→ TEXT EXCERPT:
——
Four Steps to Connect With and Redirect Your Child

In 2012 I hosted a book group on my blog discussing The Whole-Brain Child: 12 Revolutionary Strategies to Nurture Your Child’s Developing Mind. This post is the second in a series of reflections on each chapter. I’ll post them over the next couple weeks. I hope you find them helpful! [This post contains Amazon Affiliate links. As an Amazon Associate I earn from qualifying purchases.]

This week we read Chapter 2 of, The Whole-Brain Child, Two Brains are Better Than One: Integrating the Left and the Right.  The authors explained the differences in the right and left sides of the brain, and the importance of helping our children integrate them.


They gave a fantastic explanation of the two hemispheres of the brain and how they function, which I recommend you read, but in the simplest terms, the left brain loves order and details, while the right brain cares about the big picture.

I like this quote,

“…the left brain cares about the letter of the law…As you know, as kids get older they get really good at using this left-brain thinking: ‘I didn’t shove her!  I pushed her.’ The right brain, on the other hand, cares about the spirit of the law, the emotions and experiences of relationships.  The left focuses on the text — the right is about the context.”

When my children come to me emotionally upset (functioning in their right brain), I am inclined to immediately begin solving the problem (left brain).

The authors urge parents to follow these four steps:

  • Connect with the child’s right brain – Engage emotionally and feel what the child is feeling.
  • Once you are attuned – truly listen.
  • Let the child tell the story of what happened.
  • Then begin solving the problem, which engages the left brain.

They call this strategy Connect and Redirect; connect with the right brain, then redirect to the left.

I’ve been thinking about this over the week and trying to apply it to interactions with my children, taking the time to emotionally connect before solving the immediate problem.

Let me begin by saying that this does not come naturally to me. I like to be efficient and solve problems quickly.

When I initially read this book, the boys were five and six. My youngest son came to me very upset and angry after a confrontation with his brother.  I pulled him onto my lap and said, “You seem very upset.”  “I am,” he replied, “My brother is a meanie and I don’t like him!” “Those are some big feelings,” I replied.
——
Records from a data source
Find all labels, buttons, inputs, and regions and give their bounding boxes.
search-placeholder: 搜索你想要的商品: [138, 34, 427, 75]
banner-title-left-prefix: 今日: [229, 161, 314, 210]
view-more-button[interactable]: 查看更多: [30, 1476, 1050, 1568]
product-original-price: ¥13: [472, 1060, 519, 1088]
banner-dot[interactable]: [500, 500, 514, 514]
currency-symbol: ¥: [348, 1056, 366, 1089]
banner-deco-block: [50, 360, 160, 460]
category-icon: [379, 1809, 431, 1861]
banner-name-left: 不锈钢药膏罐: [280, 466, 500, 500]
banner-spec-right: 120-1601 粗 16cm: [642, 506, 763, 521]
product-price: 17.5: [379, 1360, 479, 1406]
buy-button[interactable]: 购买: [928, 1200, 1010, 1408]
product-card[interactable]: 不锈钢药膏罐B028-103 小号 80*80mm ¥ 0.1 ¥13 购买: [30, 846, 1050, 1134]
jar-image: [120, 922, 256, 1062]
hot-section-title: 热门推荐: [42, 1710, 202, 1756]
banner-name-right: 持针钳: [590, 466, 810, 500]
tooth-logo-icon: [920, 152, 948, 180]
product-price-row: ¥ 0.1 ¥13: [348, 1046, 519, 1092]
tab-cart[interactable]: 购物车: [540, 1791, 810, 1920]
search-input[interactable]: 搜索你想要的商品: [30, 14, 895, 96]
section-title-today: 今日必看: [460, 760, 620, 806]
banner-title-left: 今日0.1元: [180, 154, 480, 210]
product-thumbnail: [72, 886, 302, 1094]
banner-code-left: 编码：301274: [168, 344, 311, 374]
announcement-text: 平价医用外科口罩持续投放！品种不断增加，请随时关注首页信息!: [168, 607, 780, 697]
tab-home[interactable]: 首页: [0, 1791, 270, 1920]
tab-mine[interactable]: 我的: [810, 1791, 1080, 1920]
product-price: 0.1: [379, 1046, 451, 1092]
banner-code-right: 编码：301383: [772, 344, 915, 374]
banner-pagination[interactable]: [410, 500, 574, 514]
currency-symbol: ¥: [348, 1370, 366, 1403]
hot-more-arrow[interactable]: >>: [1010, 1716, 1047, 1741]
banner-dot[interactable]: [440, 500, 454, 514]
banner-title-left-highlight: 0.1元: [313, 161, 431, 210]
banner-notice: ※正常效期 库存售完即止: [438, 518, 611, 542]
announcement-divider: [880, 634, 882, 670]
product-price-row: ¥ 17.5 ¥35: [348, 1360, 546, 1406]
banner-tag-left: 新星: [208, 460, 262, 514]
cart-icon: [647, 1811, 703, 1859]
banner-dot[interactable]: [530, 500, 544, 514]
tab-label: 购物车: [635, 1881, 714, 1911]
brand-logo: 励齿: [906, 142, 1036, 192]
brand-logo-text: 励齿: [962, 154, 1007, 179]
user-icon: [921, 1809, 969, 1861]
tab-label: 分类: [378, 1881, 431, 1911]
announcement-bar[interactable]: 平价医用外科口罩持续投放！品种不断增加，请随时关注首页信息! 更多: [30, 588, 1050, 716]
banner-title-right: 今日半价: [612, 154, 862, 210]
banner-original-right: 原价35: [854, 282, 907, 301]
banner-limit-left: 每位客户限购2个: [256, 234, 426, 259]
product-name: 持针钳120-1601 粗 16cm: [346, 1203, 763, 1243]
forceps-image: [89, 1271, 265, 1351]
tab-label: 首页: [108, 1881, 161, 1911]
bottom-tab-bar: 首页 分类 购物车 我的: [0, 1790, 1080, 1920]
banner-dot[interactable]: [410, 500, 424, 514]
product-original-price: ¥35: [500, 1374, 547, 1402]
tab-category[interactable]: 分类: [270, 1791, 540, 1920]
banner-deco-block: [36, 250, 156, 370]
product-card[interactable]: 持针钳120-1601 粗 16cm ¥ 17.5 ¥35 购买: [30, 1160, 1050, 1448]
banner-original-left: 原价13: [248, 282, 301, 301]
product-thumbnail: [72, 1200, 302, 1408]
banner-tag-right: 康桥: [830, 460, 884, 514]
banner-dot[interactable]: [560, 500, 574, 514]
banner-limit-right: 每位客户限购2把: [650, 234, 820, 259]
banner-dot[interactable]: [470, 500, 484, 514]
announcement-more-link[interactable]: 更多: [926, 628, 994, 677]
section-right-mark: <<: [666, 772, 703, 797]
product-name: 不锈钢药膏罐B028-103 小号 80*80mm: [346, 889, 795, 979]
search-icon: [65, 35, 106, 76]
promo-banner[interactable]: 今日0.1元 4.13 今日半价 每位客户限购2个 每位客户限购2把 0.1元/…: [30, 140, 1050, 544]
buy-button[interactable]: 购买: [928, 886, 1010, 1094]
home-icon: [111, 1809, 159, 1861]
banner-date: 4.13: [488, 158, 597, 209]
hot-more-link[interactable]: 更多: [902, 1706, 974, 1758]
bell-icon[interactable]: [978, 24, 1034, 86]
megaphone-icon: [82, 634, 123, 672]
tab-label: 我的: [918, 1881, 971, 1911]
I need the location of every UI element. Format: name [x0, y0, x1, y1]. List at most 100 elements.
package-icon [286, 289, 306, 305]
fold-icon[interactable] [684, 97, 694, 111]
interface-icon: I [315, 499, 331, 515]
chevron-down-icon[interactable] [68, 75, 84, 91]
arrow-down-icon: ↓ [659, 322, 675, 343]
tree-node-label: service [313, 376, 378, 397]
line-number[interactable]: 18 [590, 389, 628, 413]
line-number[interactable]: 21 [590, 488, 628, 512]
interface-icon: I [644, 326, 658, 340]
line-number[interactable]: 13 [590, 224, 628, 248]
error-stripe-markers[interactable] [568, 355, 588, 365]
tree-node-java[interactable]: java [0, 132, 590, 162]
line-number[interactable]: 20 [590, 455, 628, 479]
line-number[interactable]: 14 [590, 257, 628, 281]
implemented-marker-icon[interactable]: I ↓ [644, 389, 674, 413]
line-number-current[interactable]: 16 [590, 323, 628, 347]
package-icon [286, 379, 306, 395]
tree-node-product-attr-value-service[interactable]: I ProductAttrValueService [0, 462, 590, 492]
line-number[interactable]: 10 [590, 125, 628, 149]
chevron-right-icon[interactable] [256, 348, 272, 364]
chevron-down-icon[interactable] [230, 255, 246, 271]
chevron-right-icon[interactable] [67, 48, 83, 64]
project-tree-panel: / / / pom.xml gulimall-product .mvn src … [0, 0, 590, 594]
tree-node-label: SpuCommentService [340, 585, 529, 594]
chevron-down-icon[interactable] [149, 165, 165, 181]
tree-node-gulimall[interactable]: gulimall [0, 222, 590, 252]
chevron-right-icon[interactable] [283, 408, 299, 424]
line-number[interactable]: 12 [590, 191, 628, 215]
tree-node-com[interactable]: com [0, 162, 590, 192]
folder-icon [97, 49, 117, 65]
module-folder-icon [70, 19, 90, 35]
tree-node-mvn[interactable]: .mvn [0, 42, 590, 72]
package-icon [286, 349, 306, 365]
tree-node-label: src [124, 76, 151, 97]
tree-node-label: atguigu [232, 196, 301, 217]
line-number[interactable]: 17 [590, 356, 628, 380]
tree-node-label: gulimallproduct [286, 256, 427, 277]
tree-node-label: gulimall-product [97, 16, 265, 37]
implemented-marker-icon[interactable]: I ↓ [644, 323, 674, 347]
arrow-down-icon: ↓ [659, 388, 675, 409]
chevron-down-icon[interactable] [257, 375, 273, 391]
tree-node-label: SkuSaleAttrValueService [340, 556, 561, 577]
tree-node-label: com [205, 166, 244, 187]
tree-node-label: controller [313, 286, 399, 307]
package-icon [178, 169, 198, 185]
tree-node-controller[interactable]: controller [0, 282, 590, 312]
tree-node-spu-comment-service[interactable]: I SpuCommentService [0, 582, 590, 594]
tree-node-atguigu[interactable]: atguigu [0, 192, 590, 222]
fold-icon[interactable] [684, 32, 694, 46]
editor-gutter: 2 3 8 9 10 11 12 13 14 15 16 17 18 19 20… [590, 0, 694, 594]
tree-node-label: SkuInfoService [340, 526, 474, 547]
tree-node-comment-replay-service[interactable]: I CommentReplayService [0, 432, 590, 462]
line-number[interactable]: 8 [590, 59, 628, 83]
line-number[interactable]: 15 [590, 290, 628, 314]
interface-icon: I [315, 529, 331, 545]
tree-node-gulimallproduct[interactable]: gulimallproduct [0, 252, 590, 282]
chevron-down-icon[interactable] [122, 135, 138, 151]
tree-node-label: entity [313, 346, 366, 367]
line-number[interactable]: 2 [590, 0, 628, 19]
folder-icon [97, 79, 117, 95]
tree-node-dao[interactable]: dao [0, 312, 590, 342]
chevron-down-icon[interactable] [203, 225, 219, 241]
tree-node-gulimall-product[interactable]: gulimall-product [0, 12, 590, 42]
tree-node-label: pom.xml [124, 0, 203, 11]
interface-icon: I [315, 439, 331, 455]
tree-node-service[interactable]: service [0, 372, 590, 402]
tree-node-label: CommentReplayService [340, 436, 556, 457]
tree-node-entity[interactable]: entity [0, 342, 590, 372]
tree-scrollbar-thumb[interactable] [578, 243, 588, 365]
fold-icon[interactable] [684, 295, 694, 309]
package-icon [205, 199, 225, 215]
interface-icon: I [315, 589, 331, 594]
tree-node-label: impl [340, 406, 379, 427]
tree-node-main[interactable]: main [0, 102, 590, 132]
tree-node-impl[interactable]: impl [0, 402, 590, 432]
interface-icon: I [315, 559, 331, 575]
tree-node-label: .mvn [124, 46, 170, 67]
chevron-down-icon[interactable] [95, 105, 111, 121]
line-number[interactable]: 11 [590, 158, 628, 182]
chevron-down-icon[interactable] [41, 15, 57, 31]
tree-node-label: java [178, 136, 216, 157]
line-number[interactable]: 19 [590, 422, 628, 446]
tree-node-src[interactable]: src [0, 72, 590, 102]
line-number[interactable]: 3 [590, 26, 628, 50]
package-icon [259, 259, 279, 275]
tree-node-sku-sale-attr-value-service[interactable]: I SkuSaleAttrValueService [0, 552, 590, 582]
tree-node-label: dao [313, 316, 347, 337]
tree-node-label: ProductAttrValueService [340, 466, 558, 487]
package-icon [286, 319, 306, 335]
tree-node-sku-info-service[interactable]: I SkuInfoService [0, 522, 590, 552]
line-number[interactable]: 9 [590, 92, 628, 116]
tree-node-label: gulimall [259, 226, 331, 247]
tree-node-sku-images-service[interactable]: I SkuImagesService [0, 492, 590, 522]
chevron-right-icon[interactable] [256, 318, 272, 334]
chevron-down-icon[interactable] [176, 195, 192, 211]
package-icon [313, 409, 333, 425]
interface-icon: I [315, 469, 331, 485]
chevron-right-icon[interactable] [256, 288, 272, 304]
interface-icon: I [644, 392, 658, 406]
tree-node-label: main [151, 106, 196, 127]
——
→ TASKS TO COMPLETE:
**1.** In the blog post, reproduce everything from "When my children" down to "the left brain.", substituting "issue" for each occurrence of "problem".
**2.** Translate this sentence from the blog post into Spanish: "They call this strategy Connect and Redirect; connect with the right brain, then redirect to the left."
**3.** According to the blog post, how old were the boys when the writer first read the book?

→ TASK-BY-TASK RESULTS:
**1.**
When my children come to me emotionally upset (functioning in their right brain), I am inclined to immediately begin solving the issue (left brain).

The authors urge parents to follow these four steps:

  • Connect with the child’s right brain – Engage emotionally and feel what the child is feeling.
  • Once you are attuned – truly listen.
  • Let the child tell the story of what happened.
  • Then begin solving the issue, which engages the left brain.

**2.** Llaman a esta estrategia Conectar y Redirigir: conectar con el cerebro derecho y luego redirigir hacia el izquierdo.

**3.** They were five and six.